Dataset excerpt
===============
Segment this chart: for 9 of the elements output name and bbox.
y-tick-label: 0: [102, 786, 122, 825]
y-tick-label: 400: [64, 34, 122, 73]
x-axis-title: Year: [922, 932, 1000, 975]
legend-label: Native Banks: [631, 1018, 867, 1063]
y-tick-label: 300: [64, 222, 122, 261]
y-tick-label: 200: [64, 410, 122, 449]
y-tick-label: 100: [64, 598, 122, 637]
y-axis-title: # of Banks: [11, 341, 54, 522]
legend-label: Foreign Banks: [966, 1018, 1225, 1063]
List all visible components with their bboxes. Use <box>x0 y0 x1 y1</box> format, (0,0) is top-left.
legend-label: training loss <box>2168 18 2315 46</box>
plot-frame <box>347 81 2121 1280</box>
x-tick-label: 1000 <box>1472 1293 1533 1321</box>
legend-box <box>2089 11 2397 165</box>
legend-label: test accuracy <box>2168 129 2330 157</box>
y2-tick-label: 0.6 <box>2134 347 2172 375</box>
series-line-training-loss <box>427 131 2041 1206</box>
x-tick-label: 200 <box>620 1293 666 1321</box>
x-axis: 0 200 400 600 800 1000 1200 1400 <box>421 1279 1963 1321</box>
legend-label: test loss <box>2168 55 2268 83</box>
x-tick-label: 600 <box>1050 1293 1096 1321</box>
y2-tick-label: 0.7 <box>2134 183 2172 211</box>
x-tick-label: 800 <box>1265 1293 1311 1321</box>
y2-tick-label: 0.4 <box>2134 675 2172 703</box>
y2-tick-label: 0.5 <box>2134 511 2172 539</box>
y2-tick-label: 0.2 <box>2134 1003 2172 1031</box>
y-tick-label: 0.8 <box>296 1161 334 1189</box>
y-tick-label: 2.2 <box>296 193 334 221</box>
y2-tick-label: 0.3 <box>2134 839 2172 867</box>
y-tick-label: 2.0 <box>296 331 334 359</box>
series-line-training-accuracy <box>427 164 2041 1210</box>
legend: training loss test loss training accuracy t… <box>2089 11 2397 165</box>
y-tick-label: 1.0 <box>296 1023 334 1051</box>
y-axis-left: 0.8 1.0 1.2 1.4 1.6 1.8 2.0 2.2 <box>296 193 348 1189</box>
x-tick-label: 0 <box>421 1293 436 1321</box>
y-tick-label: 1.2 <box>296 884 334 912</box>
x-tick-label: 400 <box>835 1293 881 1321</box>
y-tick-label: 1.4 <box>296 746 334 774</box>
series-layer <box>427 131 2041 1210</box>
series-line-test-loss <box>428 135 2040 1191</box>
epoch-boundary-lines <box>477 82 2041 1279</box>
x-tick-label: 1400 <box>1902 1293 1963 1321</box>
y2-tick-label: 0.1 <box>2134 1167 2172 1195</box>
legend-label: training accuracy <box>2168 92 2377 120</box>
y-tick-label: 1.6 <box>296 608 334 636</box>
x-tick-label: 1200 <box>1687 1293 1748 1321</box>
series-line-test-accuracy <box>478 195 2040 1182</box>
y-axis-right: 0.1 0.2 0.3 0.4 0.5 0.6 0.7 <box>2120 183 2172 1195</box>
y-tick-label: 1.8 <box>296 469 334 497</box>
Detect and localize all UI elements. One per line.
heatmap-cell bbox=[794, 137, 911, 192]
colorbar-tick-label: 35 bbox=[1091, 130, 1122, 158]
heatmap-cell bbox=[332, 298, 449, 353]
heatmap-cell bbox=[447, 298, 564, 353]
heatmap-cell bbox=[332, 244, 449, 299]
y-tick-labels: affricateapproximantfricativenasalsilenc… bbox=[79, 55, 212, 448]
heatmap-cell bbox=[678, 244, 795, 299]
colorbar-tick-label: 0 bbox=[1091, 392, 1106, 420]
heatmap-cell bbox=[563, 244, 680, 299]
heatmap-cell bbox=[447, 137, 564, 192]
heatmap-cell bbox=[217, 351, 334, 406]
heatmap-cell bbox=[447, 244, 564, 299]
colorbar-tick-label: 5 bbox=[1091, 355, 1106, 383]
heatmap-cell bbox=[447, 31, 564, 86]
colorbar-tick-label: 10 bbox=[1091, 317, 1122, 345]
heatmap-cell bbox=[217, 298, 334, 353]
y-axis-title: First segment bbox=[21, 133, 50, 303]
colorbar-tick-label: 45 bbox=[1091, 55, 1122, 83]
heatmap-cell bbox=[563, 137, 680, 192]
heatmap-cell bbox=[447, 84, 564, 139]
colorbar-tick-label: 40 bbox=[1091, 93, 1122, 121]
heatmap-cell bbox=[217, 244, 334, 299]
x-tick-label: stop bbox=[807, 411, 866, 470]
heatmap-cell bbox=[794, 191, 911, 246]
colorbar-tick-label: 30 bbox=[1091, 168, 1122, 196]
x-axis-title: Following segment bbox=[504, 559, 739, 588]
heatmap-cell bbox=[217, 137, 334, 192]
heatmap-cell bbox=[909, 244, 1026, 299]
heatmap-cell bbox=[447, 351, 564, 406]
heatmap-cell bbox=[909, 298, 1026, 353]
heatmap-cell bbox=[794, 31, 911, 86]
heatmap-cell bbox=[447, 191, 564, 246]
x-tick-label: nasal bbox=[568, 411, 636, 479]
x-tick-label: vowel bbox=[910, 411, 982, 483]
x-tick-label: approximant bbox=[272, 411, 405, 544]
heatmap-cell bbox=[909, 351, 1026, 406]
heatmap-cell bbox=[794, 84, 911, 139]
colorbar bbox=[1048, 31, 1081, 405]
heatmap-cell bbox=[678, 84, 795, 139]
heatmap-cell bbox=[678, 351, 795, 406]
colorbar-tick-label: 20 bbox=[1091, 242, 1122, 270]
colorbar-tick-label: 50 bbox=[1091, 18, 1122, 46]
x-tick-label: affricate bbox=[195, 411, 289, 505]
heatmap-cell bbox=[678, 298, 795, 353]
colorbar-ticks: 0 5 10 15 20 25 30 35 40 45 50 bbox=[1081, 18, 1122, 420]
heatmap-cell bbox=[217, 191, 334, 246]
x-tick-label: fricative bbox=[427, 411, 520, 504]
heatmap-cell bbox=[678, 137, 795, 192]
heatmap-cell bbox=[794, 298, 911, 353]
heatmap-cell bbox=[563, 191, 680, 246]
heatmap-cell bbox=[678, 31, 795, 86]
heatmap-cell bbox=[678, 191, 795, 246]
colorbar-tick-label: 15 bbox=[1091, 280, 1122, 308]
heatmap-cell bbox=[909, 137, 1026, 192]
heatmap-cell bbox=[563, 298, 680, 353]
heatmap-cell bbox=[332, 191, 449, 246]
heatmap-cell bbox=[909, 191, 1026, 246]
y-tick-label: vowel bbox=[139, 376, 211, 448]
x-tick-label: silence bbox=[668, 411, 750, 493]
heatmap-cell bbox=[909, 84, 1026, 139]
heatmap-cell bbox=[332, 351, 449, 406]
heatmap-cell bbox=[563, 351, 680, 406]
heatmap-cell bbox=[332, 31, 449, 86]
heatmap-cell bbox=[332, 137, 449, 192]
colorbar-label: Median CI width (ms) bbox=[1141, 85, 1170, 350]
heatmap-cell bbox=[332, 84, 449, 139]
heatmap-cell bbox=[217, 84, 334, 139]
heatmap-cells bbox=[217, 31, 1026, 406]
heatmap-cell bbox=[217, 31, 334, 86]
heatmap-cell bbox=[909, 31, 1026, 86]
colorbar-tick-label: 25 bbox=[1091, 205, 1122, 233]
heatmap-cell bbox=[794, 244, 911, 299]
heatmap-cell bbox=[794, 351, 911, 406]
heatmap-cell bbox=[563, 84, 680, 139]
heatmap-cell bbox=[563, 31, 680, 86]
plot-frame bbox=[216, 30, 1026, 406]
===============
● **PROBLEM**:
Render everything from the start of the material above down to the line containing "y-tick-label: 300: [64, 222, 122, 261]" as a Markdown table with the columns "Row" and "Line", leaving out blank lines.

● **FULL ANSWER**:
| Row | Line |
|---|---|
| 1 | Segment this chart: for 9 of the elements output name and bbox. |
| 2 | y-tick-label: 0: [102, 786, 122, 825] |
| 3 | y-tick-label: 400: [64, 34, 122, 73] |
| 4 | x-axis-title: Year: [922, 932, 1000, 975] |
| 5 | legend-label: Native Banks: [631, 1018, 867, 1063] |
| 6 | y-tick-label: 300: [64, 222, 122, 261] |